→ **What is needed**: Would it be possible to write out each entry below exactly, without the pictures?

Rows from a figure dataset

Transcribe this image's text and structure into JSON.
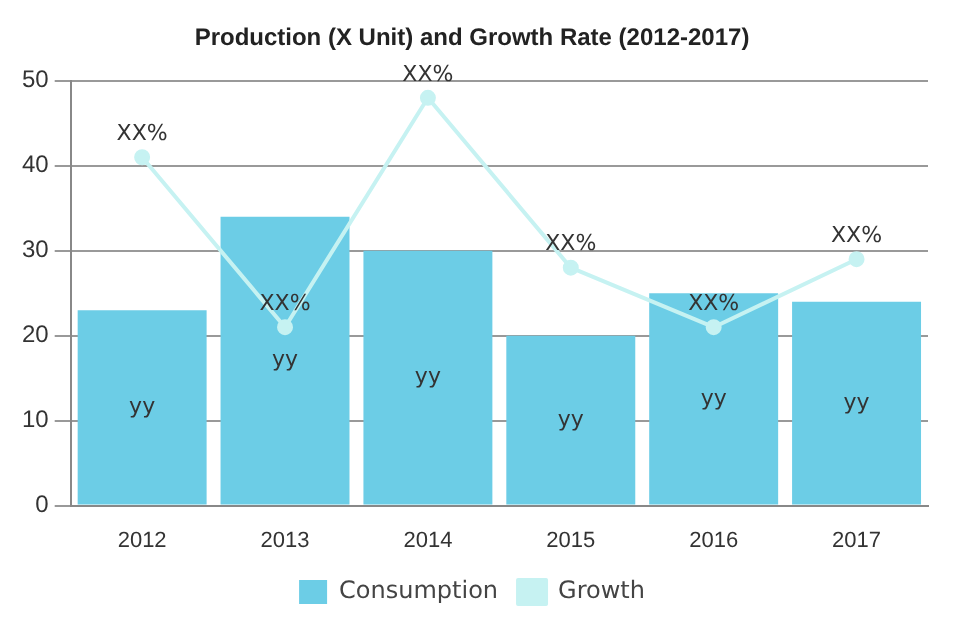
{
  "chart_data": {
    "type": "bar",
    "title": "Production (X Unit) and Growth Rate (2012-2017)",
    "categories": [
      "2012",
      "2013",
      "2014",
      "2015",
      "2016",
      "2017"
    ],
    "series": [
      {
        "name": "Consumption",
        "color": "#6ccde6",
        "values": [
          23,
          34,
          30,
          20,
          25,
          24
        ],
        "value_labels": [
          "yy",
          "yy",
          "yy",
          "yy",
          "yy",
          "yy"
        ]
      },
      {
        "name": "Growth",
        "type": "line",
        "color": "#c6f2f2",
        "values": [
          41,
          21,
          48,
          28,
          21,
          29
        ],
        "value_labels": [
          "XX%",
          "XX%",
          "XX%",
          "XX%",
          "XX%",
          "XX%"
        ]
      }
    ],
    "ylim": [
      0,
      50
    ],
    "yticks": [
      0,
      10,
      20,
      30,
      40,
      50
    ],
    "grid": "y",
    "legend": "bottom",
    "marker": "circle"
  }
}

→ **The solution**:
Transcribe this image's text and structure into JSON.
{
  "chart_data": {
    "type": "bar",
    "title": "Production (X Unit) and Growth Rate (2012-2017)",
    "categories": [
      "2012",
      "2013",
      "2014",
      "2015",
      "2016",
      "2017"
    ],
    "series": [
      {
        "name": "Consumption",
        "color": "#6ccde6",
        "values": [
          23,
          34,
          30,
          20,
          25,
          24
        ],
        "value_labels": [
          "yy",
          "yy",
          "yy",
          "yy",
          "yy",
          "yy"
        ]
      },
      {
        "name": "Growth",
        "type": "line",
        "color": "#c6f2f2",
        "values": [
          41,
          21,
          48,
          28,
          21,
          29
        ],
        "value_labels": [
          "XX%",
          "XX%",
          "XX%",
          "XX%",
          "XX%",
          "XX%"
        ]
      }
    ],
    "ylim": [
      0,
      50
    ],
    "yticks": [
      0,
      10,
      20,
      30,
      40,
      50
    ],
    "grid": "y",
    "legend": "bottom",
    "marker": "circle"
  }
}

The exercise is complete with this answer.